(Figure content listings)
========================================

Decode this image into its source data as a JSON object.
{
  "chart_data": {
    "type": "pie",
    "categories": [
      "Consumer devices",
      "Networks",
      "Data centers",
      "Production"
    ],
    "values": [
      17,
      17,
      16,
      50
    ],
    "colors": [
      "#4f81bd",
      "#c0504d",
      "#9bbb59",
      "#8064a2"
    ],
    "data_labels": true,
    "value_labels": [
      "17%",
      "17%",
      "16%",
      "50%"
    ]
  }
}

========================================

● **Written problem**:
Write out every line exactly as it stands.

● **Response to this task**:
Decode this image into its source data as a JSON object.
{
  "chart_data": {
    "type": "pie",
    "categories": [
      "Consumer devices",
      "Networks",
      "Data centers",
      "Production"
    ],
    "values": [
      17,
      17,
      16,
      50
    ],
    "colors": [
      "#4f81bd",
      "#c0504d",
      "#9bbb59",
      "#8064a2"
    ],
    "data_labels": true,
    "value_labels": [
      "17%",
      "17%",
      "16%",
      "50%"
    ]
  }
}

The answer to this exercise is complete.